***** Data extract *****
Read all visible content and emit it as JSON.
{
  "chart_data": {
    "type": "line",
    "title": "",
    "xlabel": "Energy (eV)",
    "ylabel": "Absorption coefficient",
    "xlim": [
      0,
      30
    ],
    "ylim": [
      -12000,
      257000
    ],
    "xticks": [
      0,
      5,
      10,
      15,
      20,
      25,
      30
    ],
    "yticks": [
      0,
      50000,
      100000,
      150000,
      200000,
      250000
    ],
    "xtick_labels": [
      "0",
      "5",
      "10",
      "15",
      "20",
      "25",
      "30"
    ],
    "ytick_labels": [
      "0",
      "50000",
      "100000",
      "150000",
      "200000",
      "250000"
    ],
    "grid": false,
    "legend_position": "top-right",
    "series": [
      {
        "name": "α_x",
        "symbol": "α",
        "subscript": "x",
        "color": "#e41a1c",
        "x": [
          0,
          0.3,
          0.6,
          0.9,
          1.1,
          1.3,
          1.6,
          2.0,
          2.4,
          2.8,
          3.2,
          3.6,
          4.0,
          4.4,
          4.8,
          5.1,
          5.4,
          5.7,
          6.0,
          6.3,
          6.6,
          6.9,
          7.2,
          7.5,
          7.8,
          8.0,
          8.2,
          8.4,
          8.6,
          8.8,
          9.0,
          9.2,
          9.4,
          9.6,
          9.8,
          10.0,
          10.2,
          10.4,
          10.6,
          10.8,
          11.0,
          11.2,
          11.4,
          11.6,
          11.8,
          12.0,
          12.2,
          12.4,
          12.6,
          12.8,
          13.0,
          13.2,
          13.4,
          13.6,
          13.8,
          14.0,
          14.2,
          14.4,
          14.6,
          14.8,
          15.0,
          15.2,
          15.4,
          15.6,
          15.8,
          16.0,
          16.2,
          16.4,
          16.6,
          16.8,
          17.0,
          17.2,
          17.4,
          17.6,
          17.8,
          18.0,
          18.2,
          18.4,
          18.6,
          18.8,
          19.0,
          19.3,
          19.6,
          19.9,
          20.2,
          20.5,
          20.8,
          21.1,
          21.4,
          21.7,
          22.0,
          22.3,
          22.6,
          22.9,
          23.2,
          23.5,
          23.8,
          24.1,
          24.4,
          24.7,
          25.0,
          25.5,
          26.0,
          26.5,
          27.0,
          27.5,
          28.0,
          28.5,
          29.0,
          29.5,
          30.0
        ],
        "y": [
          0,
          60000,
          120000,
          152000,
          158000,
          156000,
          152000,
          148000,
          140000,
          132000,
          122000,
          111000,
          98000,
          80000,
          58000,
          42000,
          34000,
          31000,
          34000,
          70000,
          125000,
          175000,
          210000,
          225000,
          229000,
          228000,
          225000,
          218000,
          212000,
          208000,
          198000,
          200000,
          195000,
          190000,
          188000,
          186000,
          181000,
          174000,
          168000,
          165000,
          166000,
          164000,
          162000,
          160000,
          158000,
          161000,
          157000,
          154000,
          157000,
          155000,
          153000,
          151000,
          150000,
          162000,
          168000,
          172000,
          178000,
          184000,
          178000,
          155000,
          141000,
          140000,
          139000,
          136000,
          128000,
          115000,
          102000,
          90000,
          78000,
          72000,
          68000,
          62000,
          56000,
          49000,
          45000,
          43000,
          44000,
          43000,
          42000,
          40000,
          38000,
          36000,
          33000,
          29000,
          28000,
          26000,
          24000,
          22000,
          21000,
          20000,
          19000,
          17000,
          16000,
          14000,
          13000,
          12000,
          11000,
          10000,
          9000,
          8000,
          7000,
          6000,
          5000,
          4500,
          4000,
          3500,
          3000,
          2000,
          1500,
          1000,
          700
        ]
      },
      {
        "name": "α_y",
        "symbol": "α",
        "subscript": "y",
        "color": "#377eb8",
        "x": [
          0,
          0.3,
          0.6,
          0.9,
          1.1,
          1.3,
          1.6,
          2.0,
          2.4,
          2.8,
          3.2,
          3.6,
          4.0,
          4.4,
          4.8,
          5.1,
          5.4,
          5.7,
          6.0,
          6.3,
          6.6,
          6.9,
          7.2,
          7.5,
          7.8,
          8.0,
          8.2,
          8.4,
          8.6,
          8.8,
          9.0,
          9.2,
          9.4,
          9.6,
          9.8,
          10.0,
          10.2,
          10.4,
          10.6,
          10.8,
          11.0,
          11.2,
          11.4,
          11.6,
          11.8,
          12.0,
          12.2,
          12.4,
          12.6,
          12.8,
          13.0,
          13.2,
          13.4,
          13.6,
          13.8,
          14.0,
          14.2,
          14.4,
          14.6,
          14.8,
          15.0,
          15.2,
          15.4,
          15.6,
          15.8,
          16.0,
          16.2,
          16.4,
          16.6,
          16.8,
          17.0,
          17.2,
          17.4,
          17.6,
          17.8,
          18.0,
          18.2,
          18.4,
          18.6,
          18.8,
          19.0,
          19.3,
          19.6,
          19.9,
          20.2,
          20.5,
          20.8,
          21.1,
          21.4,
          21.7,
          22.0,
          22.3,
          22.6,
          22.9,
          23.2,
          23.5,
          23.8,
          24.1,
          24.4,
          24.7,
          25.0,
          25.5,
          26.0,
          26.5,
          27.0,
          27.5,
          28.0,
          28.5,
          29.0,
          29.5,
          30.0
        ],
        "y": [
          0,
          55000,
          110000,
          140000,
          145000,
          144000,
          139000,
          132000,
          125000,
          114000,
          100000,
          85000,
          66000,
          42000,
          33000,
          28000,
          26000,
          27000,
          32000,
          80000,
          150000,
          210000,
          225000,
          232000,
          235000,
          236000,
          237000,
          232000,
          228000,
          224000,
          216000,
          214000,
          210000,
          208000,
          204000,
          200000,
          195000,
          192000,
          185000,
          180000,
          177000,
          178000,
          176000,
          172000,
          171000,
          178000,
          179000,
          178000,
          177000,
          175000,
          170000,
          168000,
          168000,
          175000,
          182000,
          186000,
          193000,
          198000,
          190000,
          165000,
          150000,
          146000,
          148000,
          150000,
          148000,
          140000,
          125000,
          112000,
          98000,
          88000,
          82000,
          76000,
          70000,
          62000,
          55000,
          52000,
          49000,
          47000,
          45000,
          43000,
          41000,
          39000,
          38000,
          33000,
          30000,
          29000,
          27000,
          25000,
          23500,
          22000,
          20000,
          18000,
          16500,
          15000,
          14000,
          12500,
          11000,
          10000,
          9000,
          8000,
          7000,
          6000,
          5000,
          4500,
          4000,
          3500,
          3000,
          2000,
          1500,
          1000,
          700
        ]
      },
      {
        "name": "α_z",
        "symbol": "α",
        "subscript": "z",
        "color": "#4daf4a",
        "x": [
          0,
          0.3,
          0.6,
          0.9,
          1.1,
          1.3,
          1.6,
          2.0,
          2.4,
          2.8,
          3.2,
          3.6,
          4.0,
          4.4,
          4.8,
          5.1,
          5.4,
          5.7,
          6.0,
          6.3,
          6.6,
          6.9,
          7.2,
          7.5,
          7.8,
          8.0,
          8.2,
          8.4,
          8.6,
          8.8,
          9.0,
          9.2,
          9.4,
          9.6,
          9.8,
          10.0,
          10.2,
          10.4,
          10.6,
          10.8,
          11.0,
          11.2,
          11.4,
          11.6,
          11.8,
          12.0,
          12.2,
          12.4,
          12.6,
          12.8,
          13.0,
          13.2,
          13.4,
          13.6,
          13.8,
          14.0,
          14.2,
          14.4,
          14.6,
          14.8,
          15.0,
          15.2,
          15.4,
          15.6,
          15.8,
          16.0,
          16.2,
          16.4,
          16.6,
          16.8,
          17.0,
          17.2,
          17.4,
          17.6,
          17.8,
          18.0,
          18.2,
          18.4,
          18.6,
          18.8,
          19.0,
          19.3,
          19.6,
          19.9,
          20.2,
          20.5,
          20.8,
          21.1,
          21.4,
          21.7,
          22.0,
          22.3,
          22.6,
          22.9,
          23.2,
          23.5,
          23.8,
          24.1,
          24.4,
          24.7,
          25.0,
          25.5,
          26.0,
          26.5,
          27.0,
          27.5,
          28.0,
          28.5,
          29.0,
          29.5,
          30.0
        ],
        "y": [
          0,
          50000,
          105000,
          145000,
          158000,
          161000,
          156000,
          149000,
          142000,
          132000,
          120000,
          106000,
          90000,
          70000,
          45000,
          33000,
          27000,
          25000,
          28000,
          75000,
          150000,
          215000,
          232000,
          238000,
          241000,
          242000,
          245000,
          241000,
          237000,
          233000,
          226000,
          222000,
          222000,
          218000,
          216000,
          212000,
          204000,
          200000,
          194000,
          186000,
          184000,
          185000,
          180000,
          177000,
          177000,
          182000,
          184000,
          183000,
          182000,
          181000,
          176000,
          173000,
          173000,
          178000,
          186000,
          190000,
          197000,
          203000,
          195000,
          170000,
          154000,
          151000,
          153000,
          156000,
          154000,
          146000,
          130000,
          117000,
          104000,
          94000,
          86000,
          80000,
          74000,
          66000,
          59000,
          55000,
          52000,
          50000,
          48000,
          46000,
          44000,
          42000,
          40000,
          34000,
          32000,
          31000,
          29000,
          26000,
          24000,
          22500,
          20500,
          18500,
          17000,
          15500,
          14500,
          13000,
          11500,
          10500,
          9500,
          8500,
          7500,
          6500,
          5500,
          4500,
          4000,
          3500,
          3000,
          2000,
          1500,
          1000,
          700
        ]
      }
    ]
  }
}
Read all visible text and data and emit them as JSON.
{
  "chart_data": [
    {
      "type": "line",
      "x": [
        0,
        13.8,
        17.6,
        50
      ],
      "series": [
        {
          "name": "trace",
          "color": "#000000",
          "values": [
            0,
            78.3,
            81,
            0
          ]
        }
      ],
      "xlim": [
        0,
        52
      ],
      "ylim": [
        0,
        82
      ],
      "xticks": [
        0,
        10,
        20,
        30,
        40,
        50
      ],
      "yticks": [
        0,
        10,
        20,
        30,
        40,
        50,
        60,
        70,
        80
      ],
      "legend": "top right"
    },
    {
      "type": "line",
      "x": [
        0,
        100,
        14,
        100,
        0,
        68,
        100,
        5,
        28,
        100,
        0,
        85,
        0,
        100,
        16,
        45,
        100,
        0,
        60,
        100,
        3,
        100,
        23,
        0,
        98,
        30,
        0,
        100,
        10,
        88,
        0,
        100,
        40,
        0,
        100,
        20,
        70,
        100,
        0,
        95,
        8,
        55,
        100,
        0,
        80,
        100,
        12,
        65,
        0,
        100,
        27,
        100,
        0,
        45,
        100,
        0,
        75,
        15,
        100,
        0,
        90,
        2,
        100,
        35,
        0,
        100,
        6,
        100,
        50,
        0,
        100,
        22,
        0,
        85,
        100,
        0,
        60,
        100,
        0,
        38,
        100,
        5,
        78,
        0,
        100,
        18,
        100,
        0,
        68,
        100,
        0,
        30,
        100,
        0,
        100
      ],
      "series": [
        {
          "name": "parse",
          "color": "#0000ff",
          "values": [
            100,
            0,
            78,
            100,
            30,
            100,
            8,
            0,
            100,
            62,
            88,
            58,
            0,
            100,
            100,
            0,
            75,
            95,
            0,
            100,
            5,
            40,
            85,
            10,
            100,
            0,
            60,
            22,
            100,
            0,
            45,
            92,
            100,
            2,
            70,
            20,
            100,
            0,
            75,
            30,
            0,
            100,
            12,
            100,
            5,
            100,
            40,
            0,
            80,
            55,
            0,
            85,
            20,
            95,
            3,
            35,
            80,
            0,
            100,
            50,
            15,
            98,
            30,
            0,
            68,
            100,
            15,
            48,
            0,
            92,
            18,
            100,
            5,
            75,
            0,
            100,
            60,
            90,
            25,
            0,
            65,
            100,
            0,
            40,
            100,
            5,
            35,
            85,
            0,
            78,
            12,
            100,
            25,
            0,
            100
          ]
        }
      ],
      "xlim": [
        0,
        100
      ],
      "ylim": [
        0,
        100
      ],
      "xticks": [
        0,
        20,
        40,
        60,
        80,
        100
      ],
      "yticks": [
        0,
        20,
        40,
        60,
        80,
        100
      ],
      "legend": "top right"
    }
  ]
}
*****
Problem :: Report each line in the data that holds the word "name".

Finished answer ::
        "name": "α_x",
        "name": "α_y",
        "name": "α_z",
          "name": "trace",
          "name": "parse",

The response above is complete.